== PROVIDED DATA
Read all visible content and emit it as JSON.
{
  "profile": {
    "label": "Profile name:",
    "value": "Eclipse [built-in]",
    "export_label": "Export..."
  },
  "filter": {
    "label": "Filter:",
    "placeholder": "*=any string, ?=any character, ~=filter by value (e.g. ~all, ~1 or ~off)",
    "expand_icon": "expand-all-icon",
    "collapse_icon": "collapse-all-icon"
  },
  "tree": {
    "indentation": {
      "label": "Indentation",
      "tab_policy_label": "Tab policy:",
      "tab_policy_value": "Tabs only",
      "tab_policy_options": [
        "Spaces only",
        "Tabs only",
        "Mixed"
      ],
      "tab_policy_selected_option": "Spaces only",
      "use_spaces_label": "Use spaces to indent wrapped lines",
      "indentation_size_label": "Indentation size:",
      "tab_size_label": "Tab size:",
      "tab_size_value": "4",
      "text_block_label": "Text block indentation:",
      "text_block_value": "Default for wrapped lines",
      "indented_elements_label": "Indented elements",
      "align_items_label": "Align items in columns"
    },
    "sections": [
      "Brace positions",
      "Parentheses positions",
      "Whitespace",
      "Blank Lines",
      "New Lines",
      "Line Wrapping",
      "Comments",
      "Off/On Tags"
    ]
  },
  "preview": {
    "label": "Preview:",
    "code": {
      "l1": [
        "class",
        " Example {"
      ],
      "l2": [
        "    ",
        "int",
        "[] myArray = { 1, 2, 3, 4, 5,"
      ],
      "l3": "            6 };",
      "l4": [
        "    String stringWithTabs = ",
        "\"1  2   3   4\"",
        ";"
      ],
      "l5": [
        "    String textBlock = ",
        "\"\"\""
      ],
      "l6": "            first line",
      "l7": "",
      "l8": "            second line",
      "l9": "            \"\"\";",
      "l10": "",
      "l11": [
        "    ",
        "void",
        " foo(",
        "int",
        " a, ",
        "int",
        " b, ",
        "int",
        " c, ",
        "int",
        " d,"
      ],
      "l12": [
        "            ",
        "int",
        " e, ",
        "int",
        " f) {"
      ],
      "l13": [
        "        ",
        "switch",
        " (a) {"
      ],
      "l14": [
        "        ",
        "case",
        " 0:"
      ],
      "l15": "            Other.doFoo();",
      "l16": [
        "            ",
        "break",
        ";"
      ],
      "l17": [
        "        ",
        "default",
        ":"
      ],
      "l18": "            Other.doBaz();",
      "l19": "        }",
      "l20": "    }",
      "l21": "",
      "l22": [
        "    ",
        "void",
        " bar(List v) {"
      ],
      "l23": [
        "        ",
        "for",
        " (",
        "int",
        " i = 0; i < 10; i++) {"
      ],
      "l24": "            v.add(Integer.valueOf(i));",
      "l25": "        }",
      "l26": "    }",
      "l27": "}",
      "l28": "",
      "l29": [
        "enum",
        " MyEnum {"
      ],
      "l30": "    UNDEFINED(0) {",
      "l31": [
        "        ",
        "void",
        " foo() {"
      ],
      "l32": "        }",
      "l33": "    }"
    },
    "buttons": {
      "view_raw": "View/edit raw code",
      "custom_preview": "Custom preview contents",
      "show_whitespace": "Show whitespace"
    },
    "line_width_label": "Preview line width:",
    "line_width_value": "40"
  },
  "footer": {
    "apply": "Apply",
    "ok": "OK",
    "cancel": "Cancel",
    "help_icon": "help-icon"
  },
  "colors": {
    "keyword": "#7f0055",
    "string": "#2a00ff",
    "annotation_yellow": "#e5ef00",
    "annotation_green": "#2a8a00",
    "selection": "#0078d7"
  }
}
====
WHAT THE TASK REQUIRES — Every line of the data above should be reproduced word for word.

SOLUTION TO THE PROBLEM —
Read all visible content and emit it as JSON.
{
  "profile": {
    "label": "Profile name:",
    "value": "Eclipse [built-in]",
    "export_label": "Export..."
  },
  "filter": {
    "label": "Filter:",
    "placeholder": "*=any string, ?=any character, ~=filter by value (e.g. ~all, ~1 or ~off)",
    "expand_icon": "expand-all-icon",
    "collapse_icon": "collapse-all-icon"
  },
  "tree": {
    "indentation": {
      "label": "Indentation",
      "tab_policy_label": "Tab policy:",
      "tab_policy_value": "Tabs only",
      "tab_policy_options": [
        "Spaces only",
        "Tabs only",
        "Mixed"
      ],
      "tab_policy_selected_option": "Spaces only",
      "use_spaces_label": "Use spaces to indent wrapped lines",
      "indentation_size_label": "Indentation size:",
      "tab_size_label": "Tab size:",
      "tab_size_value": "4",
      "text_block_label": "Text block indentation:",
      "text_block_value": "Default for wrapped lines",
      "indented_elements_label": "Indented elements",
      "align_items_label": "Align items in columns"
    },
    "sections": [
      "Brace positions",
      "Parentheses positions",
      "Whitespace",
      "Blank Lines",
      "New Lines",
      "Line Wrapping",
      "Comments",
      "Off/On Tags"
    ]
  },
  "preview": {
    "label": "Preview:",
    "code": {
      "l1": [
        "class",
        " Example {"
      ],
      "l2": [
        "    ",
        "int",
        "[] myArray = { 1, 2, 3, 4, 5,"
      ],
      "l3": "            6 };",
      "l4": [
        "    String stringWithTabs = ",
        "\"1  2   3   4\"",
        ";"
      ],
      "l5": [
        "    String textBlock = ",
        "\"\"\""
      ],
      "l6": "            first line",
      "l7": "",
      "l8": "            second line",
      "l9": "            \"\"\";",
      "l10": "",
      "l11": [
        "    ",
        "void",
        " foo(",
        "int",
        " a, ",
        "int",
        " b, ",
        "int",
        " c, ",
        "int",
        " d,"
      ],
      "l12": [
        "            ",
        "int",
        " e, ",
        "int",
        " f) {"
      ],
      "l13": [
        "        ",
        "switch",
        " (a) {"
      ],
      "l14": [
        "        ",
        "case",
        " 0:"
      ],
      "l15": "            Other.doFoo();",
      "l16": [
        "            ",
        "break",
        ";"
      ],
      "l17": [
        "        ",
        "default",
        ":"
      ],
      "l18": "            Other.doBaz();",
      "l19": "        }",
      "l20": "    }",
      "l21": "",
      "l22": [
        "    ",
        "void",
        " bar(List v) {"
      ],
      "l23": [
        "        ",
        "for",
        " (",
        "int",
        " i = 0; i < 10; i++) {"
      ],
      "l24": "            v.add(Integer.valueOf(i));",
      "l25": "        }",
      "l26": "    }",
      "l27": "}",
      "l28": "",
      "l29": [
        "enum",
        " MyEnum {"
      ],
      "l30": "    UNDEFINED(0) {",
      "l31": [
        "        ",
        "void",
        " foo() {"
      ],
      "l32": "        }",
      "l33": "    }"
    },
    "buttons": {
      "view_raw": "View/edit raw code",
      "custom_preview": "Custom preview contents",
      "show_whitespace": "Show whitespace"
    },
    "line_width_label": "Preview line width:",
    "line_width_value": "40"
  },
  "footer": {
    "apply": "Apply",
    "ok": "OK",
    "cancel": "Cancel",
    "help_icon": "help-icon"
  },
  "colors": {
    "keyword": "#7f0055",
    "string": "#2a00ff",
    "annotation_yellow": "#e5ef00",
    "annotation_green": "#2a8a00",
    "selection": "#0078d7"
  }
}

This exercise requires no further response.